## [Job]
Pictures stay out of the copy; set down each line of the listing below exactly.

## [Provided entries]
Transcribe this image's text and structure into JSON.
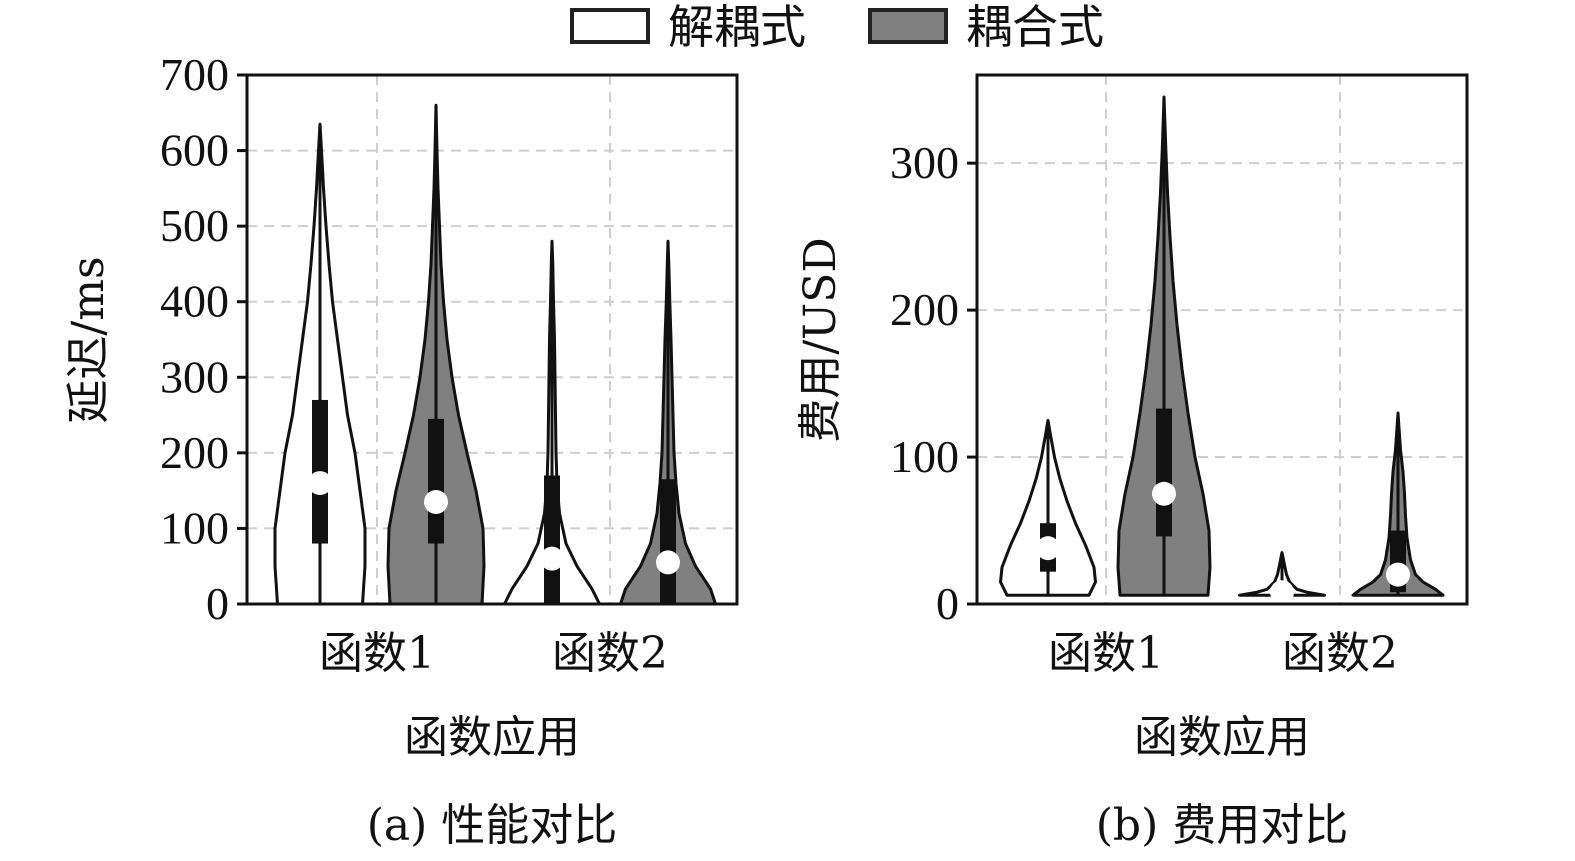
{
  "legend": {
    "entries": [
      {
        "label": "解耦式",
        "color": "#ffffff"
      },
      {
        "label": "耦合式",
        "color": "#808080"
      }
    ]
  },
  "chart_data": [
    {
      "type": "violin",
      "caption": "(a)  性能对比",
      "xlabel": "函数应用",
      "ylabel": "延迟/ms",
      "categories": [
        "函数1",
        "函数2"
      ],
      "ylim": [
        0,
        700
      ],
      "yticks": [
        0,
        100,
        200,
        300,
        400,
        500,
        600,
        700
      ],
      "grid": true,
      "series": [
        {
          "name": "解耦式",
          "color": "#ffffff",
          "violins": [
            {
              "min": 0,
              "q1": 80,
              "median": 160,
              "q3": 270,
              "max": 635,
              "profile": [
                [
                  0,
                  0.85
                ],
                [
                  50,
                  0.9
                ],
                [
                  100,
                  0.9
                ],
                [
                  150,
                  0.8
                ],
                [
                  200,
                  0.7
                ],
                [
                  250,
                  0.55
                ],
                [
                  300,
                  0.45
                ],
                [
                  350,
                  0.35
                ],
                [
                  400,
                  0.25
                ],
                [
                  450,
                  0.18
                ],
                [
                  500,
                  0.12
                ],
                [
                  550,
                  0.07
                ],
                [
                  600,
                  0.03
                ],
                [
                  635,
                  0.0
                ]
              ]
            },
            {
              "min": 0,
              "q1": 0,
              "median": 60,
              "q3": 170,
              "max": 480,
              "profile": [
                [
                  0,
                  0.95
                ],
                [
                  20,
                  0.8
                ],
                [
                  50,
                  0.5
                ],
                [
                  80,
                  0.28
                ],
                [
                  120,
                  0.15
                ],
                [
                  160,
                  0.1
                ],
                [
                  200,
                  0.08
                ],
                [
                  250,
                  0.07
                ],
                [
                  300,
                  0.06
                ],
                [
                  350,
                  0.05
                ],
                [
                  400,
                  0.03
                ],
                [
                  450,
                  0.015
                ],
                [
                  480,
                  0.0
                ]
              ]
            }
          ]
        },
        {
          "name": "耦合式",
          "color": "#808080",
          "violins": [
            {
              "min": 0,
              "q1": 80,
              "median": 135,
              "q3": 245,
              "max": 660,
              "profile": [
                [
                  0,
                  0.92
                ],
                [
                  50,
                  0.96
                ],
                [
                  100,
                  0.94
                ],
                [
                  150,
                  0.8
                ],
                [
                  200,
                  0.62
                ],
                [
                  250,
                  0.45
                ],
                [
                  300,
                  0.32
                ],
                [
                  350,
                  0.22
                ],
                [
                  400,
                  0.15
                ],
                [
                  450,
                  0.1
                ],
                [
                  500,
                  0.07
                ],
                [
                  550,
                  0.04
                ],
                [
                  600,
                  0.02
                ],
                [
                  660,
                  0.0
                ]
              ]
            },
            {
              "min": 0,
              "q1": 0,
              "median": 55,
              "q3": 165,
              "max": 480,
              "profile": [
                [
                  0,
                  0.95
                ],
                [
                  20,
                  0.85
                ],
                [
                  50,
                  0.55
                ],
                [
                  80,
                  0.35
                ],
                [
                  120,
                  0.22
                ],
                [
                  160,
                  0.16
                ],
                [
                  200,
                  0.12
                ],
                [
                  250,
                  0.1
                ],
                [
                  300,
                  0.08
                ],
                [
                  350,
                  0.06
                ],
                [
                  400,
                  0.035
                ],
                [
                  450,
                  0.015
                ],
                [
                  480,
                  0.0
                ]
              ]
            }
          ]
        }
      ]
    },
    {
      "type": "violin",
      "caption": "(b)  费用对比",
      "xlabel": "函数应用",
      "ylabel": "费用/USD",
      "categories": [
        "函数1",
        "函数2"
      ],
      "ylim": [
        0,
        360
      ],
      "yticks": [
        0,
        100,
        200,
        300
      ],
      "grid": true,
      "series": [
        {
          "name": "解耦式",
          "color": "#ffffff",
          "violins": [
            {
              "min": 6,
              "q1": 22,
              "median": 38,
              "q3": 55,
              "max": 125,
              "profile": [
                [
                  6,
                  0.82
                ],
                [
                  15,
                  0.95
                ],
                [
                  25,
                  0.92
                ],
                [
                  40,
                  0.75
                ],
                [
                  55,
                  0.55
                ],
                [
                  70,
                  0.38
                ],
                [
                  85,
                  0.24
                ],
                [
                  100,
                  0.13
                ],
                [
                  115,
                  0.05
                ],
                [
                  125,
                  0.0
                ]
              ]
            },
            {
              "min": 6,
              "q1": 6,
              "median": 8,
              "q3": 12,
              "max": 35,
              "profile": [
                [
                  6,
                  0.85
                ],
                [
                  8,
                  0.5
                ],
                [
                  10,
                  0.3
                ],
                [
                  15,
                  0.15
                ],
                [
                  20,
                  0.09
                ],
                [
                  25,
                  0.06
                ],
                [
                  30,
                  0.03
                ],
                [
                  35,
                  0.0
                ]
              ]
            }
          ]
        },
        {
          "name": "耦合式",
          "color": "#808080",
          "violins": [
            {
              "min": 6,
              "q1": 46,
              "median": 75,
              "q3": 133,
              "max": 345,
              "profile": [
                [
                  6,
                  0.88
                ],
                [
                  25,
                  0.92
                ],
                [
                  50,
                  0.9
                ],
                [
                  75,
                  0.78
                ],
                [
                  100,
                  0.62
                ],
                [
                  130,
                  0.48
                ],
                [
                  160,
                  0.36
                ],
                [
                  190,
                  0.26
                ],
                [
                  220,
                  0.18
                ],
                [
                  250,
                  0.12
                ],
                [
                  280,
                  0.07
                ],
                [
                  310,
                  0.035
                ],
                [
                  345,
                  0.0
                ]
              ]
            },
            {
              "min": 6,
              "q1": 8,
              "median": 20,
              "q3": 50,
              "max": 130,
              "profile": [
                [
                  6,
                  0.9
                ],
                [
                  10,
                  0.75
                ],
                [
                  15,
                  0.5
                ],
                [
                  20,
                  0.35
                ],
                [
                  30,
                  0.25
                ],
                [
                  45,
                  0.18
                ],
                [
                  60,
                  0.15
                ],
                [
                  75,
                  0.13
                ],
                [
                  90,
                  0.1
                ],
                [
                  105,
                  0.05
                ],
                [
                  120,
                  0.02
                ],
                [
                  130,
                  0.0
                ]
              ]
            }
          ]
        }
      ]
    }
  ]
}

## [Full solution]
Transcribe this image's text and structure into JSON.
{
  "legend": {
    "entries": [
      {
        "label": "解耦式",
        "color": "#ffffff"
      },
      {
        "label": "耦合式",
        "color": "#808080"
      }
    ]
  },
  "chart_data": [
    {
      "type": "violin",
      "caption": "(a)  性能对比",
      "xlabel": "函数应用",
      "ylabel": "延迟/ms",
      "categories": [
        "函数1",
        "函数2"
      ],
      "ylim": [
        0,
        700
      ],
      "yticks": [
        0,
        100,
        200,
        300,
        400,
        500,
        600,
        700
      ],
      "grid": true,
      "series": [
        {
          "name": "解耦式",
          "color": "#ffffff",
          "violins": [
            {
              "min": 0,
              "q1": 80,
              "median": 160,
              "q3": 270,
              "max": 635,
              "profile": [
                [
                  0,
                  0.85
                ],
                [
                  50,
                  0.9
                ],
                [
                  100,
                  0.9
                ],
                [
                  150,
                  0.8
                ],
                [
                  200,
                  0.7
                ],
                [
                  250,
                  0.55
                ],
                [
                  300,
                  0.45
                ],
                [
                  350,
                  0.35
                ],
                [
                  400,
                  0.25
                ],
                [
                  450,
                  0.18
                ],
                [
                  500,
                  0.12
                ],
                [
                  550,
                  0.07
                ],
                [
                  600,
                  0.03
                ],
                [
                  635,
                  0.0
                ]
              ]
            },
            {
              "min": 0,
              "q1": 0,
              "median": 60,
              "q3": 170,
              "max": 480,
              "profile": [
                [
                  0,
                  0.95
                ],
                [
                  20,
                  0.8
                ],
                [
                  50,
                  0.5
                ],
                [
                  80,
                  0.28
                ],
                [
                  120,
                  0.15
                ],
                [
                  160,
                  0.1
                ],
                [
                  200,
                  0.08
                ],
                [
                  250,
                  0.07
                ],
                [
                  300,
                  0.06
                ],
                [
                  350,
                  0.05
                ],
                [
                  400,
                  0.03
                ],
                [
                  450,
                  0.015
                ],
                [
                  480,
                  0.0
                ]
              ]
            }
          ]
        },
        {
          "name": "耦合式",
          "color": "#808080",
          "violins": [
            {
              "min": 0,
              "q1": 80,
              "median": 135,
              "q3": 245,
              "max": 660,
              "profile": [
                [
                  0,
                  0.92
                ],
                [
                  50,
                  0.96
                ],
                [
                  100,
                  0.94
                ],
                [
                  150,
                  0.8
                ],
                [
                  200,
                  0.62
                ],
                [
                  250,
                  0.45
                ],
                [
                  300,
                  0.32
                ],
                [
                  350,
                  0.22
                ],
                [
                  400,
                  0.15
                ],
                [
                  450,
                  0.1
                ],
                [
                  500,
                  0.07
                ],
                [
                  550,
                  0.04
                ],
                [
                  600,
                  0.02
                ],
                [
                  660,
                  0.0
                ]
              ]
            },
            {
              "min": 0,
              "q1": 0,
              "median": 55,
              "q3": 165,
              "max": 480,
              "profile": [
                [
                  0,
                  0.95
                ],
                [
                  20,
                  0.85
                ],
                [
                  50,
                  0.55
                ],
                [
                  80,
                  0.35
                ],
                [
                  120,
                  0.22
                ],
                [
                  160,
                  0.16
                ],
                [
                  200,
                  0.12
                ],
                [
                  250,
                  0.1
                ],
                [
                  300,
                  0.08
                ],
                [
                  350,
                  0.06
                ],
                [
                  400,
                  0.035
                ],
                [
                  450,
                  0.015
                ],
                [
                  480,
                  0.0
                ]
              ]
            }
          ]
        }
      ]
    },
    {
      "type": "violin",
      "caption": "(b)  费用对比",
      "xlabel": "函数应用",
      "ylabel": "费用/USD",
      "categories": [
        "函数1",
        "函数2"
      ],
      "ylim": [
        0,
        360
      ],
      "yticks": [
        0,
        100,
        200,
        300
      ],
      "grid": true,
      "series": [
        {
          "name": "解耦式",
          "color": "#ffffff",
          "violins": [
            {
              "min": 6,
              "q1": 22,
              "median": 38,
              "q3": 55,
              "max": 125,
              "profile": [
                [
                  6,
                  0.82
                ],
                [
                  15,
                  0.95
                ],
                [
                  25,
                  0.92
                ],
                [
                  40,
                  0.75
                ],
                [
                  55,
                  0.55
                ],
                [
                  70,
                  0.38
                ],
                [
                  85,
                  0.24
                ],
                [
                  100,
                  0.13
                ],
                [
                  115,
                  0.05
                ],
                [
                  125,
                  0.0
                ]
              ]
            },
            {
              "min": 6,
              "q1": 6,
              "median": 8,
              "q3": 12,
              "max": 35,
              "profile": [
                [
                  6,
                  0.85
                ],
                [
                  8,
                  0.5
                ],
                [
                  10,
                  0.3
                ],
                [
                  15,
                  0.15
                ],
                [
                  20,
                  0.09
                ],
                [
                  25,
                  0.06
                ],
                [
                  30,
                  0.03
                ],
                [
                  35,
                  0.0
                ]
              ]
            }
          ]
        },
        {
          "name": "耦合式",
          "color": "#808080",
          "violins": [
            {
              "min": 6,
              "q1": 46,
              "median": 75,
              "q3": 133,
              "max": 345,
              "profile": [
                [
                  6,
                  0.88
                ],
                [
                  25,
                  0.92
                ],
                [
                  50,
                  0.9
                ],
                [
                  75,
                  0.78
                ],
                [
                  100,
                  0.62
                ],
                [
                  130,
                  0.48
                ],
                [
                  160,
                  0.36
                ],
                [
                  190,
                  0.26
                ],
                [
                  220,
                  0.18
                ],
                [
                  250,
                  0.12
                ],
                [
                  280,
                  0.07
                ],
                [
                  310,
                  0.035
                ],
                [
                  345,
                  0.0
                ]
              ]
            },
            {
              "min": 6,
              "q1": 8,
              "median": 20,
              "q3": 50,
              "max": 130,
              "profile": [
                [
                  6,
                  0.9
                ],
                [
                  10,
                  0.75
                ],
                [
                  15,
                  0.5
                ],
                [
                  20,
                  0.35
                ],
                [
                  30,
                  0.25
                ],
                [
                  45,
                  0.18
                ],
                [
                  60,
                  0.15
                ],
                [
                  75,
                  0.13
                ],
                [
                  90,
                  0.1
                ],
                [
                  105,
                  0.05
                ],
                [
                  120,
                  0.02
                ],
                [
                  130,
                  0.0
                ]
              ]
            }
          ]
        }
      ]
    }
  ]
}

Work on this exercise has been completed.